> [GIVEN INSTRUCTION]: Print, please, the line that contains "Decode this image" and each line after it to the end of the entries, unchanged and with nothing else.

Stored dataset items
- - - -
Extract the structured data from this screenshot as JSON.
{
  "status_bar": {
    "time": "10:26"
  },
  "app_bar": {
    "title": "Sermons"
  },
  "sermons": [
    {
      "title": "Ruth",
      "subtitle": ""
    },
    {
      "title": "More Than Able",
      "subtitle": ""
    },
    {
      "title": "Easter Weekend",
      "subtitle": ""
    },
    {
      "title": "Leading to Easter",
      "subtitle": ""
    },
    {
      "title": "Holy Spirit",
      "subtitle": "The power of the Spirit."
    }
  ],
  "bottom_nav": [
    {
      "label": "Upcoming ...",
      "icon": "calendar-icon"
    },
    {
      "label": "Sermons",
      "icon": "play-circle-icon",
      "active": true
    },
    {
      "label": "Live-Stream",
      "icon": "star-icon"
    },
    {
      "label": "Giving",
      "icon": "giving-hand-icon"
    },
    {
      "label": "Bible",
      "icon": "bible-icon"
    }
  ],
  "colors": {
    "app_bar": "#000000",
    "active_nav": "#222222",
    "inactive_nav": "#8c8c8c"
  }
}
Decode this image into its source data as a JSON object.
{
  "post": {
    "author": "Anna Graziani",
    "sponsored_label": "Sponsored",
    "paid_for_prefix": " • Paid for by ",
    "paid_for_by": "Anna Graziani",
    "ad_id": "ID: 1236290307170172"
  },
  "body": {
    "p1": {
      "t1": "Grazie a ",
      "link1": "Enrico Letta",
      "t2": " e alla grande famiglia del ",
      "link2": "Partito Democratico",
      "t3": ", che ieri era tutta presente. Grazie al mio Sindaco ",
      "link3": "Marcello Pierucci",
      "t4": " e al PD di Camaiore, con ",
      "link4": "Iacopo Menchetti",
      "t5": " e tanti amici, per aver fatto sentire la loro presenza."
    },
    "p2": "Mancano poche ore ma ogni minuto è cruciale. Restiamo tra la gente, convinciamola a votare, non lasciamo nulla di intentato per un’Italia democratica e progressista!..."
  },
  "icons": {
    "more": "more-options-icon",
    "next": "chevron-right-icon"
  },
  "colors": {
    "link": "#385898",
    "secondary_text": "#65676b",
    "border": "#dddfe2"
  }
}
- - - -
> [REPLY]:
Decode this image into its source data as a JSON object.
{
  "post": {
    "author": "Anna Graziani",
    "sponsored_label": "Sponsored",
    "paid_for_prefix": " • Paid for by ",
    "paid_for_by": "Anna Graziani",
    "ad_id": "ID: 1236290307170172"
  },
  "body": {
    "p1": {
      "t1": "Grazie a ",
      "link1": "Enrico Letta",
      "t2": " e alla grande famiglia del ",
      "link2": "Partito Democratico",
      "t3": ", che ieri era tutta presente. Grazie al mio Sindaco ",
      "link3": "Marcello Pierucci",
      "t4": " e al PD di Camaiore, con ",
      "link4": "Iacopo Menchetti",
      "t5": " e tanti amici, per aver fatto sentire la loro presenza."
    },
    "p2": "Mancano poche ore ma ogni minuto è cruciale. Restiamo tra la gente, convinciamola a votare, non lasciamo nulla di intentato per un’Italia democratica e progressista!..."
  },
  "icons": {
    "more": "more-options-icon",
    "next": "chevron-right-icon"
  },
  "colors": {
    "link": "#385898",
    "secondary_text": "#65676b",
    "border": "#dddfe2"
  }
}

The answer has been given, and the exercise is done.